Document text ->
>> START
World renowned investment guru Warren Buffet once said “If you're an investor, you're
looking on what the asset is going to do, if you're a speculator, you're commonly
focusing on what the price of the object is going to do, and that's not our game.”
One must also realise that stock market investing is not a difficult task to understand.
Many would rather stay out of the stock investment and keep their money in a bank
account. But the best way of understanding the share market, is by entering it and
becoming a market player.
To invest in stock, one could start by
opening a demat account with a broker.
While investing in stock market, one should make a detailed analysis of one’s risk
appetite. The investor must understand how much he must invest, when must he invest
and for how long he must stay invested. One must diversify his portfolio in such
a way that the risks arising due to the volatility in the market is spread over
a variety of stock investment avenues.
>> END
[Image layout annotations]
>> START
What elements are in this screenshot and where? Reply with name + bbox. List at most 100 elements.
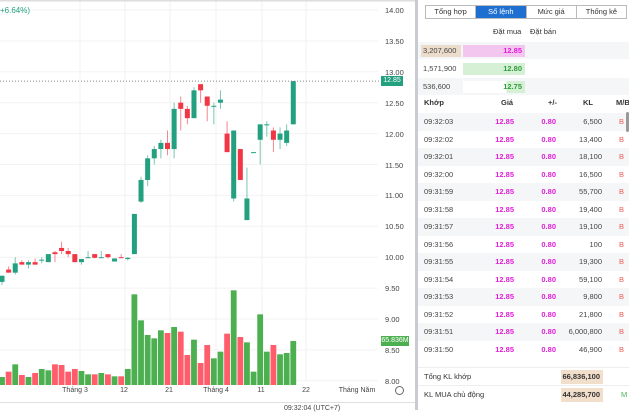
volume-bar xyxy=(184,355,191,385)
trade-side: B xyxy=(619,204,625,214)
settings-gear-icon[interactable] xyxy=(395,386,404,395)
trade-change: 0.80 xyxy=(541,204,556,214)
tab-so-lenh[interactable]: Sổ lệnh xyxy=(476,6,527,18)
trade-time: 09:32:01 xyxy=(424,152,454,161)
candle-body xyxy=(191,90,197,119)
trade-time: 09:31:55 xyxy=(424,257,454,266)
price-tick: 9.00 xyxy=(385,315,400,324)
volume-bar xyxy=(65,371,72,385)
chart-canvas[interactable] xyxy=(0,0,415,410)
price-tick: 10.00 xyxy=(385,253,404,263)
trade-side: B xyxy=(619,327,625,336)
bid-price[interactable]: 12.75 xyxy=(463,81,525,93)
candle-body xyxy=(277,133,283,140)
trade-time: 09:31:59 xyxy=(424,187,454,196)
time-axis-label: Tháng 4 xyxy=(203,387,229,394)
volume-bar xyxy=(204,345,211,385)
volume-bar xyxy=(111,376,118,385)
scrollbar[interactable] xyxy=(626,112,629,132)
trade-volume: 100 xyxy=(589,239,602,249)
volume-bar xyxy=(118,376,125,385)
panel-tabs: Tổng hợp Sổ lệnh Mức giá Thống kê xyxy=(425,5,627,19)
trade-change: 0.80 xyxy=(541,222,556,231)
trade-volume: 19,400 xyxy=(579,204,602,214)
price-tick: 13.50 xyxy=(385,36,404,46)
trades-column-header: Khớp xyxy=(424,98,444,107)
volume-bar xyxy=(78,371,85,385)
volume-bar xyxy=(257,314,264,385)
candle-body xyxy=(12,263,18,273)
change-percent: +6.64%) xyxy=(0,6,31,15)
trade-price: 12.85 xyxy=(495,344,514,354)
candle-body xyxy=(204,96,210,106)
trade-price: 12.85 xyxy=(495,152,514,161)
candle-body xyxy=(165,142,170,150)
trade-change: 0.80 xyxy=(541,134,556,144)
trade-price: 12.85 xyxy=(495,327,514,336)
candle-body xyxy=(184,108,190,119)
candle-body xyxy=(257,124,263,140)
candle-body xyxy=(138,179,144,202)
trade-price: 12.85 xyxy=(495,309,514,319)
trade-time: 09:32:00 xyxy=(424,169,454,179)
trade-volume: 21,800 xyxy=(579,309,602,319)
tab-muc-gia[interactable]: Mức giá xyxy=(527,6,577,18)
candle-body xyxy=(198,84,204,91)
volume-bar xyxy=(244,342,250,385)
trade-row: 09:31:52 12.85 0.80 21,800 B xyxy=(418,306,629,324)
price-chart[interactable]: +6.64%) 14.00 13.50 13.00 12.50 12.00 11.50 11… xyxy=(0,0,415,412)
trade-price: 12.85 xyxy=(495,134,514,144)
volume-bar xyxy=(217,351,224,385)
trade-volume: 6,000,800 xyxy=(568,327,602,336)
volume-bar xyxy=(157,330,164,385)
trade-row: 09:31:54 12.85 0.80 59,100 B xyxy=(418,271,629,289)
trade-price: 12.85 xyxy=(495,204,514,214)
volume-bar xyxy=(138,320,144,385)
candle-body xyxy=(178,102,184,109)
price-tick: 10.50 xyxy=(385,222,404,232)
volume-bar xyxy=(197,363,204,385)
orderbook-row: 3,207,600 12.85 xyxy=(418,42,629,59)
candle-body xyxy=(151,149,157,159)
tab-thong-ke[interactable]: Thống kê xyxy=(585,7,618,16)
volume-bar xyxy=(177,331,184,385)
trade-change: 0.80 xyxy=(541,187,556,196)
trade-volume: 6,500 xyxy=(583,117,602,126)
candle-body xyxy=(118,257,124,259)
trade-time: 09:31:57 xyxy=(424,222,454,231)
volume-bar xyxy=(5,371,12,385)
price-tick: 11.50 xyxy=(385,160,404,170)
trade-price: 12.85 xyxy=(495,257,514,266)
last-price-tag: 12.85 xyxy=(381,76,403,86)
divider xyxy=(0,402,415,403)
volume-bar xyxy=(237,337,244,385)
bid-price[interactable]: 12.85 xyxy=(463,45,525,57)
time-axis-label: 12 xyxy=(120,387,128,394)
trade-row: 09:31:57 12.85 0.80 19,100 B xyxy=(418,218,629,236)
volume-bar xyxy=(124,369,131,385)
summary-label: Tổng KL khớp xyxy=(424,372,472,381)
trade-side: B xyxy=(619,309,625,319)
trade-row: 09:32:00 12.85 0.80 16,500 B xyxy=(418,166,629,184)
trade-side: B xyxy=(619,222,625,231)
trade-side: B xyxy=(619,257,625,266)
price-tick: 9.50 xyxy=(385,284,400,294)
trade-change: 0.80 xyxy=(541,344,556,354)
volume-bar xyxy=(0,377,5,385)
trades-column-header: M/B xyxy=(616,98,629,107)
price-tick: 14.00 xyxy=(385,6,404,15)
candle-body xyxy=(112,258,118,262)
summary-row: Tổng KL khớp 66,836,100 xyxy=(418,367,629,385)
volume-bar xyxy=(85,374,91,385)
tab-tong-hop[interactable]: Tổng hợp xyxy=(426,6,477,18)
volume-bar xyxy=(191,339,197,385)
candle-body xyxy=(105,254,111,258)
price-tick: 8.50 xyxy=(385,345,400,355)
volume-bar xyxy=(250,371,257,385)
trades-column-header: +/- xyxy=(548,98,557,107)
bid-price[interactable]: 12.80 xyxy=(463,63,525,75)
trade-side: B xyxy=(619,117,625,126)
candle-body xyxy=(32,262,38,265)
trade-time: 09:31:51 xyxy=(424,327,454,336)
trade-time: 09:31:56 xyxy=(424,239,454,249)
>> END
Objective -> Rewrite the passage on stock market investing starting at "To invest in" and ending at "stock investment avenues.", and change "demat account" to "trading account".

Completed task ->
To invest in stock, one could start by
opening a trading account with a broker.
While investing in stock market, one should make a detailed analysis of one’s risk
appetite. The investor must understand how much he must invest, when must he invest
and for how long he must stay invested. One must diversify his portfolio in such
a way that the risks arising due to the volatility in the market is spread over
a variety of stock investment avenues.